+++ Data to process +++

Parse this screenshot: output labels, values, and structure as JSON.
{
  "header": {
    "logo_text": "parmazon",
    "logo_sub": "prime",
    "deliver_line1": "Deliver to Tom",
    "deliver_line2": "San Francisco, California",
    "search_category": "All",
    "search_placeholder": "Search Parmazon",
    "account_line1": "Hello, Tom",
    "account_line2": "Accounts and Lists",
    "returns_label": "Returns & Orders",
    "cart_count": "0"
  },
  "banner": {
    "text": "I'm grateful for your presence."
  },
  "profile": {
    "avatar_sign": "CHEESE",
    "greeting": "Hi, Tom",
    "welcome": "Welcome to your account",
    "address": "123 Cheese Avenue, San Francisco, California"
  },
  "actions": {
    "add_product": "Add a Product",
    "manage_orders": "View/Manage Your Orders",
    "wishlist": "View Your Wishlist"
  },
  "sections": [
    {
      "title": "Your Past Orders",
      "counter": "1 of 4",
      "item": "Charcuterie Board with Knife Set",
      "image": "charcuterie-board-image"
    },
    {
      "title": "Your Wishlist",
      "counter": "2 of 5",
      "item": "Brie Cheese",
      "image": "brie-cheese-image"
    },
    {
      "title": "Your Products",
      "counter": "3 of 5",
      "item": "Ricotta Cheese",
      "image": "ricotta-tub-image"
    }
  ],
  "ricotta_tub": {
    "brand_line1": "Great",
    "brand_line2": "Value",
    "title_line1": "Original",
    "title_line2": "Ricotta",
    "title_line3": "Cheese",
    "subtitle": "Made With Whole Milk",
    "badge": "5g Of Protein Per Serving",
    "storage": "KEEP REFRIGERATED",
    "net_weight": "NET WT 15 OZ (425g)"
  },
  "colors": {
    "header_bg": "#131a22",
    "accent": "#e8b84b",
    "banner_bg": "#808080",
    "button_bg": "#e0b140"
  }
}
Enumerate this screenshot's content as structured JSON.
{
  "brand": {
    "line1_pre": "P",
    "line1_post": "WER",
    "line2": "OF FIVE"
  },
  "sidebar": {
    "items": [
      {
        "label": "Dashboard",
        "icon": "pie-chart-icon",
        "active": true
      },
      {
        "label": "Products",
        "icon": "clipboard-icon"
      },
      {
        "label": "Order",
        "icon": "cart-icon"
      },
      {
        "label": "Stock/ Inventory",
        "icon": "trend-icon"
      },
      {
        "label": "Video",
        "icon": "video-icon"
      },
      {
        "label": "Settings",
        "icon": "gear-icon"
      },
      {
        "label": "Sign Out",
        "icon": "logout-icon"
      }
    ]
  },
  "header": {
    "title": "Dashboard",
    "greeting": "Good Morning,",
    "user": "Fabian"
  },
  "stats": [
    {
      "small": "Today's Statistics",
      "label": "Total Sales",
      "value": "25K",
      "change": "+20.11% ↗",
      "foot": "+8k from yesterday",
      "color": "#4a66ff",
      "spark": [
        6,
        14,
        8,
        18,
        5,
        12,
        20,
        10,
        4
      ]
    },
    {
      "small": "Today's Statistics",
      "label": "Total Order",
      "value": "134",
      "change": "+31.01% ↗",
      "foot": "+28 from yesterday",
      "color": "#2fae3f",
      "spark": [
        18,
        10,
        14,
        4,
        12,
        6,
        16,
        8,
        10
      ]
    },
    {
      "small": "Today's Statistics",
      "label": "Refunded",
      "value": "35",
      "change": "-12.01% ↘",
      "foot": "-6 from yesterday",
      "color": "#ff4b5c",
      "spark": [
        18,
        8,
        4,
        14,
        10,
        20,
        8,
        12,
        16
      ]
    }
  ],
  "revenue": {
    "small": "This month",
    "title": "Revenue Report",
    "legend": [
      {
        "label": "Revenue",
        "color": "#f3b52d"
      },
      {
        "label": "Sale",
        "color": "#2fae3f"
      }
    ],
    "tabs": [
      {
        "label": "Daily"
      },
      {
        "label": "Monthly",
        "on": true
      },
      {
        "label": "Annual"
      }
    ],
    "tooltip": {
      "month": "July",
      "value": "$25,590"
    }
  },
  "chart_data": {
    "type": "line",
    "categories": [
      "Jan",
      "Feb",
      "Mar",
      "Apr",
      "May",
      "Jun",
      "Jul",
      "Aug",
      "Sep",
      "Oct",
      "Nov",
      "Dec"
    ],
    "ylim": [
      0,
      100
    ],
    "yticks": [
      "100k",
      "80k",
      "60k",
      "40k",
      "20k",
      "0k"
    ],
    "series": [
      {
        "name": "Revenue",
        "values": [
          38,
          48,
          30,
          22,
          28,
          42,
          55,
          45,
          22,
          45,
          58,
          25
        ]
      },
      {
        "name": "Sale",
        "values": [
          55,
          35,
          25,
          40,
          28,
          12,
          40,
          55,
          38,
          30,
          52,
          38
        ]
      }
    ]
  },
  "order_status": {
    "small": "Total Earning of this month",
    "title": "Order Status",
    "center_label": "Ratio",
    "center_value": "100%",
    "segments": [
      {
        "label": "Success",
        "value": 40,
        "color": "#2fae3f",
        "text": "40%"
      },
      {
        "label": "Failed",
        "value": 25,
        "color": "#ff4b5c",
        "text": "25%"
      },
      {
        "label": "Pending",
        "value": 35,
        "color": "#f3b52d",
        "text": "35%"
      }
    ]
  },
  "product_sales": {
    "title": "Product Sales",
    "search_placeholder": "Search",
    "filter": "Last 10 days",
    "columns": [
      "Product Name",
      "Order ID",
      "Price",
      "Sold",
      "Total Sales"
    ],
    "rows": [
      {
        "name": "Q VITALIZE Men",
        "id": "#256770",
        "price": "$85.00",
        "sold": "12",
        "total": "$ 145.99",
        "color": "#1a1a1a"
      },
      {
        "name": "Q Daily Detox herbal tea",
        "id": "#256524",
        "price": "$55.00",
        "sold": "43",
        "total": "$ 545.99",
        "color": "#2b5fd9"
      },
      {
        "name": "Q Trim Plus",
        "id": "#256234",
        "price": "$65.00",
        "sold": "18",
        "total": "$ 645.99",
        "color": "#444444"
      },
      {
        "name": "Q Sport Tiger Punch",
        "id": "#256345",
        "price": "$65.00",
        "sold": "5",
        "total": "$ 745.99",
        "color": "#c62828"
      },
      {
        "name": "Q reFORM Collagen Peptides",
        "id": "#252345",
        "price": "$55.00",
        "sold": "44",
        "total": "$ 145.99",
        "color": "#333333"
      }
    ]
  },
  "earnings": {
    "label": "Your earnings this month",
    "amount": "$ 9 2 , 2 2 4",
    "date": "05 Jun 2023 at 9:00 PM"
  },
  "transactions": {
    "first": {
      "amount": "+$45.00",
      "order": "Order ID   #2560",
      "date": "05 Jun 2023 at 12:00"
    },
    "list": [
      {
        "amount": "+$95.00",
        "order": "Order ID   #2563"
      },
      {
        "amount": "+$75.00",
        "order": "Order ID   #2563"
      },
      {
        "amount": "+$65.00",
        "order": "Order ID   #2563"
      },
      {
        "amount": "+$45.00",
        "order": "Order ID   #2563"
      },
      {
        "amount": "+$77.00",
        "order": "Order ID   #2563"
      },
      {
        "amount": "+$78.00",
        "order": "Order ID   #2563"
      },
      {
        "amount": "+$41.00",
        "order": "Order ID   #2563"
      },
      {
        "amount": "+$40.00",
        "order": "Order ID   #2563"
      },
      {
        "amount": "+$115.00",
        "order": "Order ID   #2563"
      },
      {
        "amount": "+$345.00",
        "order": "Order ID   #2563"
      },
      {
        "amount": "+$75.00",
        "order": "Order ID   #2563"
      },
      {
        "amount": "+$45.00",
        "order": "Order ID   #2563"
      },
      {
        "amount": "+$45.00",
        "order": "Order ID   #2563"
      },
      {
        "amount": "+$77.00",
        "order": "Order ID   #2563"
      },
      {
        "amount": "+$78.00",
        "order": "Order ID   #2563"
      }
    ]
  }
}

+++

◆ Task objective
Which lines in the listing hold the word "foot"? Copy them out.

◆ Completed task
      "foot": "+8k from yesterday",
      "foot": "+28 from yesterday",
      "foot": "-6 from yesterday",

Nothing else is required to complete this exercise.